### SET PROBLEM
Repeat the listing word for word. No pictures belong in the copy.

### PROVIDED DATA
------------------------------------------------
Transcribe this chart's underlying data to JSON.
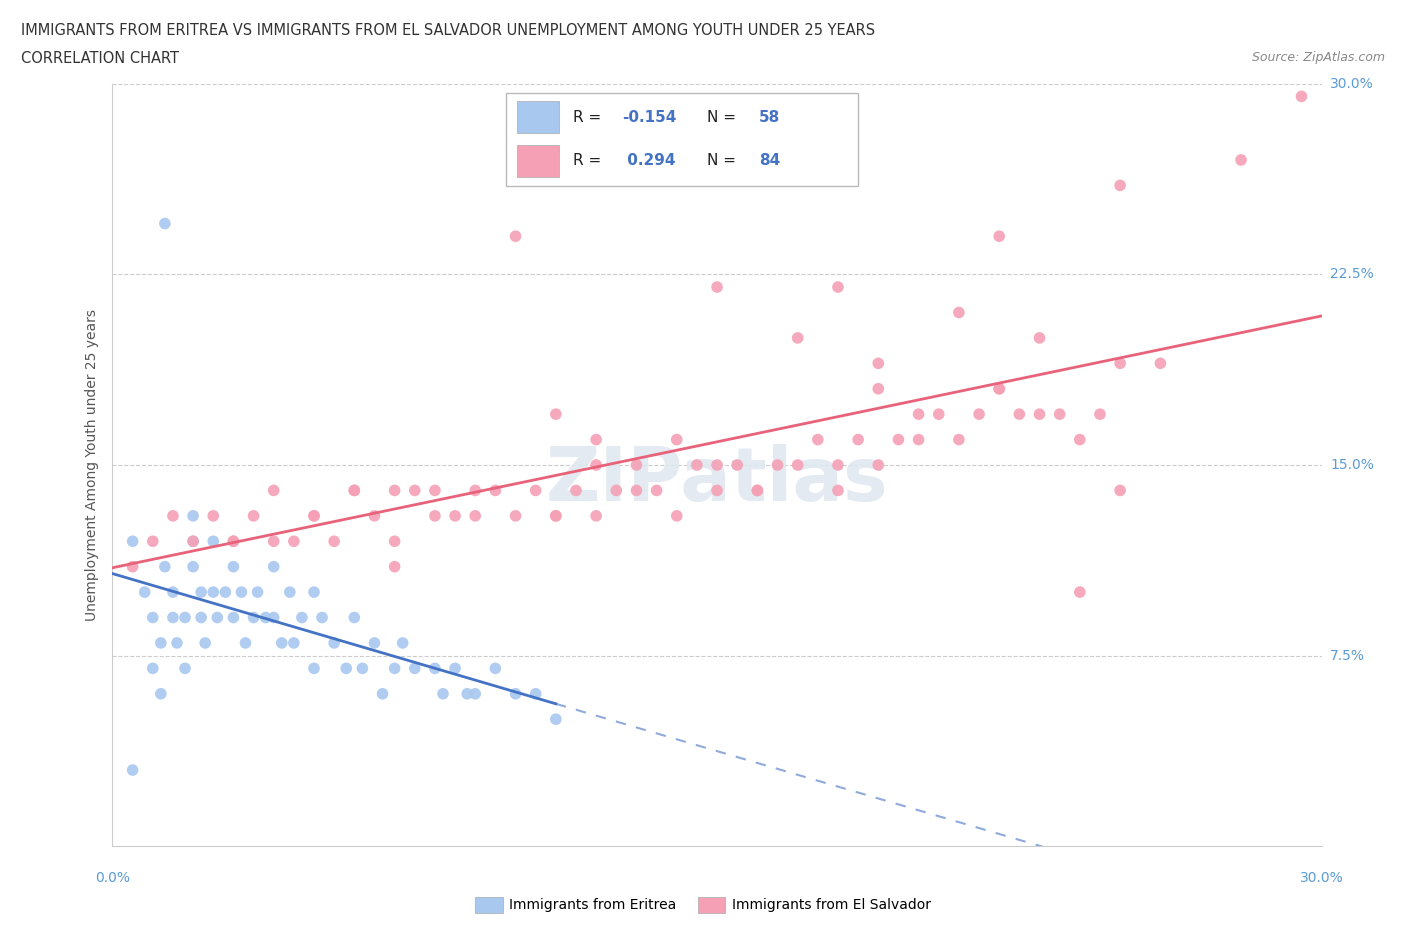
{
  "title_line1": "IMMIGRANTS FROM ERITREA VS IMMIGRANTS FROM EL SALVADOR UNEMPLOYMENT AMONG YOUTH UNDER 25 YEARS",
  "title_line2": "CORRELATION CHART",
  "source_text": "Source: ZipAtlas.com",
  "ylabel": "Unemployment Among Youth under 25 years",
  "xmin": 0.0,
  "xmax": 0.3,
  "ymin": 0.0,
  "ymax": 0.3,
  "yticks": [
    0.0,
    0.075,
    0.15,
    0.225,
    0.3
  ],
  "ytick_labels": [
    "",
    "7.5%",
    "15.0%",
    "22.5%",
    "30.0%"
  ],
  "hlines": [
    0.075,
    0.15,
    0.225,
    0.3
  ],
  "legend_labels": [
    "Immigrants from Eritrea",
    "Immigrants from El Salvador"
  ],
  "eritrea_color": "#a8c8f0",
  "el_salvador_color": "#f5a0b5",
  "eritrea_line_color": "#4472c4",
  "el_salvador_line_color": "#e8637a",
  "eritrea_R": -0.154,
  "eritrea_N": 58,
  "el_salvador_R": 0.294,
  "el_salvador_N": 84,
  "eritrea_scatter_x": [
    0.005,
    0.008,
    0.01,
    0.01,
    0.012,
    0.012,
    0.013,
    0.015,
    0.015,
    0.016,
    0.018,
    0.018,
    0.02,
    0.02,
    0.02,
    0.022,
    0.022,
    0.023,
    0.025,
    0.025,
    0.026,
    0.028,
    0.03,
    0.03,
    0.032,
    0.033,
    0.035,
    0.036,
    0.038,
    0.04,
    0.04,
    0.042,
    0.044,
    0.045,
    0.047,
    0.05,
    0.05,
    0.052,
    0.055,
    0.058,
    0.06,
    0.062,
    0.065,
    0.067,
    0.07,
    0.072,
    0.075,
    0.08,
    0.082,
    0.085,
    0.088,
    0.09,
    0.095,
    0.1,
    0.105,
    0.11,
    0.013,
    0.005
  ],
  "eritrea_scatter_y": [
    0.12,
    0.1,
    0.09,
    0.07,
    0.08,
    0.06,
    0.11,
    0.1,
    0.09,
    0.08,
    0.07,
    0.09,
    0.13,
    0.12,
    0.11,
    0.09,
    0.1,
    0.08,
    0.12,
    0.1,
    0.09,
    0.1,
    0.11,
    0.09,
    0.1,
    0.08,
    0.09,
    0.1,
    0.09,
    0.11,
    0.09,
    0.08,
    0.1,
    0.08,
    0.09,
    0.1,
    0.07,
    0.09,
    0.08,
    0.07,
    0.09,
    0.07,
    0.08,
    0.06,
    0.07,
    0.08,
    0.07,
    0.07,
    0.06,
    0.07,
    0.06,
    0.06,
    0.07,
    0.06,
    0.06,
    0.05,
    0.245,
    0.03
  ],
  "el_salvador_scatter_x": [
    0.005,
    0.01,
    0.015,
    0.02,
    0.025,
    0.03,
    0.035,
    0.04,
    0.045,
    0.05,
    0.055,
    0.06,
    0.065,
    0.07,
    0.075,
    0.08,
    0.085,
    0.09,
    0.095,
    0.1,
    0.105,
    0.11,
    0.115,
    0.12,
    0.125,
    0.13,
    0.135,
    0.14,
    0.145,
    0.15,
    0.155,
    0.16,
    0.165,
    0.17,
    0.175,
    0.18,
    0.185,
    0.19,
    0.195,
    0.2,
    0.205,
    0.21,
    0.215,
    0.22,
    0.225,
    0.23,
    0.235,
    0.24,
    0.245,
    0.25,
    0.03,
    0.06,
    0.09,
    0.12,
    0.15,
    0.18,
    0.22,
    0.25,
    0.1,
    0.14,
    0.19,
    0.24,
    0.28,
    0.17,
    0.21,
    0.11,
    0.05,
    0.08,
    0.13,
    0.16,
    0.2,
    0.23,
    0.07,
    0.12,
    0.15,
    0.18,
    0.22,
    0.25,
    0.04,
    0.07,
    0.11,
    0.19,
    0.26,
    0.295
  ],
  "el_salvador_scatter_y": [
    0.11,
    0.12,
    0.13,
    0.12,
    0.13,
    0.12,
    0.13,
    0.14,
    0.12,
    0.13,
    0.12,
    0.14,
    0.13,
    0.12,
    0.14,
    0.13,
    0.13,
    0.14,
    0.14,
    0.13,
    0.14,
    0.13,
    0.14,
    0.15,
    0.14,
    0.15,
    0.14,
    0.13,
    0.15,
    0.14,
    0.15,
    0.14,
    0.15,
    0.15,
    0.16,
    0.15,
    0.16,
    0.15,
    0.16,
    0.16,
    0.17,
    0.16,
    0.17,
    0.18,
    0.17,
    0.2,
    0.17,
    0.16,
    0.17,
    0.14,
    0.12,
    0.14,
    0.13,
    0.16,
    0.22,
    0.22,
    0.24,
    0.26,
    0.24,
    0.16,
    0.18,
    0.1,
    0.27,
    0.2,
    0.21,
    0.17,
    0.13,
    0.14,
    0.14,
    0.14,
    0.17,
    0.17,
    0.14,
    0.13,
    0.15,
    0.14,
    0.18,
    0.19,
    0.12,
    0.11,
    0.13,
    0.19,
    0.19,
    0.295
  ]
}
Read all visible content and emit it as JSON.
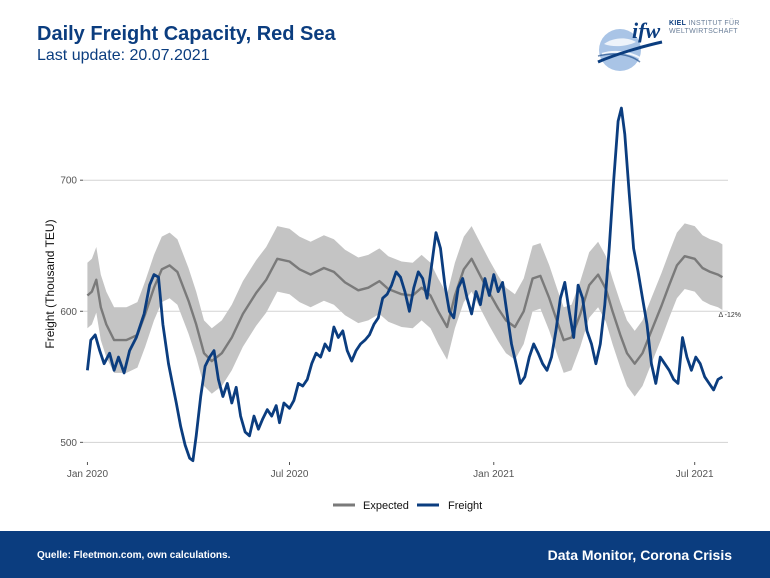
------------------------------------------------
### SOLUTION TO THIS EXERCISE
Transcribe this chart's underlying data to JSON.
{
  "title_line1": "IMMIGRANTS FROM ERITREA VS IMMIGRANTS FROM EL SALVADOR UNEMPLOYMENT AMONG YOUTH UNDER 25 YEARS",
  "title_line2": "CORRELATION CHART",
  "source_text": "Source: ZipAtlas.com",
  "ylabel": "Unemployment Among Youth under 25 years",
  "xmin": 0.0,
  "xmax": 0.3,
  "ymin": 0.0,
  "ymax": 0.3,
  "yticks": [
    0.0,
    0.075,
    0.15,
    0.225,
    0.3
  ],
  "ytick_labels": [
    "",
    "7.5%",
    "15.0%",
    "22.5%",
    "30.0%"
  ],
  "hlines": [
    0.075,
    0.15,
    0.225,
    0.3
  ],
  "legend_labels": [
    "Immigrants from Eritrea",
    "Immigrants from El Salvador"
  ],
  "eritrea_color": "#a8c8f0",
  "el_salvador_color": "#f5a0b5",
  "eritrea_line_color": "#4472c4",
  "el_salvador_line_color": "#e8637a",
  "eritrea_R": -0.154,
  "eritrea_N": 58,
  "el_salvador_R": 0.294,
  "el_salvador_N": 84,
  "eritrea_scatter_x": [
    0.005,
    0.008,
    0.01,
    0.01,
    0.012,
    0.012,
    0.013,
    0.015,
    0.015,
    0.016,
    0.018,
    0.018,
    0.02,
    0.02,
    0.02,
    0.022,
    0.022,
    0.023,
    0.025,
    0.025,
    0.026,
    0.028,
    0.03,
    0.03,
    0.032,
    0.033,
    0.035,
    0.036,
    0.038,
    0.04,
    0.04,
    0.042,
    0.044,
    0.045,
    0.047,
    0.05,
    0.05,
    0.052,
    0.055,
    0.058,
    0.06,
    0.062,
    0.065,
    0.067,
    0.07,
    0.072,
    0.075,
    0.08,
    0.082,
    0.085,
    0.088,
    0.09,
    0.095,
    0.1,
    0.105,
    0.11,
    0.013,
    0.005
  ],
  "eritrea_scatter_y": [
    0.12,
    0.1,
    0.09,
    0.07,
    0.08,
    0.06,
    0.11,
    0.1,
    0.09,
    0.08,
    0.07,
    0.09,
    0.13,
    0.12,
    0.11,
    0.09,
    0.1,
    0.08,
    0.12,
    0.1,
    0.09,
    0.1,
    0.11,
    0.09,
    0.1,
    0.08,
    0.09,
    0.1,
    0.09,
    0.11,
    0.09,
    0.08,
    0.1,
    0.08,
    0.09,
    0.1,
    0.07,
    0.09,
    0.08,
    0.07,
    0.09,
    0.07,
    0.08,
    0.06,
    0.07,
    0.08,
    0.07,
    0.07,
    0.06,
    0.07,
    0.06,
    0.06,
    0.07,
    0.06,
    0.06,
    0.05,
    0.245,
    0.03
  ],
  "el_salvador_scatter_x": [
    0.005,
    0.01,
    0.015,
    0.02,
    0.025,
    0.03,
    0.035,
    0.04,
    0.045,
    0.05,
    0.055,
    0.06,
    0.065,
    0.07,
    0.075,
    0.08,
    0.085,
    0.09,
    0.095,
    0.1,
    0.105,
    0.11,
    0.115,
    0.12,
    0.125,
    0.13,
    0.135,
    0.14,
    0.145,
    0.15,
    0.155,
    0.16,
    0.165,
    0.17,
    0.175,
    0.18,
    0.185,
    0.19,
    0.195,
    0.2,
    0.205,
    0.21,
    0.215,
    0.22,
    0.225,
    0.23,
    0.235,
    0.24,
    0.245,
    0.25,
    0.03,
    0.06,
    0.09,
    0.12,
    0.15,
    0.18,
    0.22,
    0.25,
    0.1,
    0.14,
    0.19,
    0.24,
    0.28,
    0.17,
    0.21,
    0.11,
    0.05,
    0.08,
    0.13,
    0.16,
    0.2,
    0.23,
    0.07,
    0.12,
    0.15,
    0.18,
    0.22,
    0.25,
    0.04,
    0.07,
    0.11,
    0.19,
    0.26,
    0.295
  ],
  "el_salvador_scatter_y": [
    0.11,
    0.12,
    0.13,
    0.12,
    0.13,
    0.12,
    0.13,
    0.14,
    0.12,
    0.13,
    0.12,
    0.14,
    0.13,
    0.12,
    0.14,
    0.13,
    0.13,
    0.14,
    0.14,
    0.13,
    0.14,
    0.13,
    0.14,
    0.15,
    0.14,
    0.15,
    0.14,
    0.13,
    0.15,
    0.14,
    0.15,
    0.14,
    0.15,
    0.15,
    0.16,
    0.15,
    0.16,
    0.15,
    0.16,
    0.16,
    0.17,
    0.16,
    0.17,
    0.18,
    0.17,
    0.2,
    0.17,
    0.16,
    0.17,
    0.14,
    0.12,
    0.14,
    0.13,
    0.16,
    0.22,
    0.22,
    0.24,
    0.26,
    0.24,
    0.16,
    0.18,
    0.1,
    0.27,
    0.2,
    0.21,
    0.17,
    0.13,
    0.14,
    0.14,
    0.14,
    0.17,
    0.17,
    0.14,
    0.13,
    0.15,
    0.14,
    0.18,
    0.19,
    0.12,
    0.11,
    0.13,
    0.19,
    0.19,
    0.295
  ]
}
Read all visible content and emit it as JSON.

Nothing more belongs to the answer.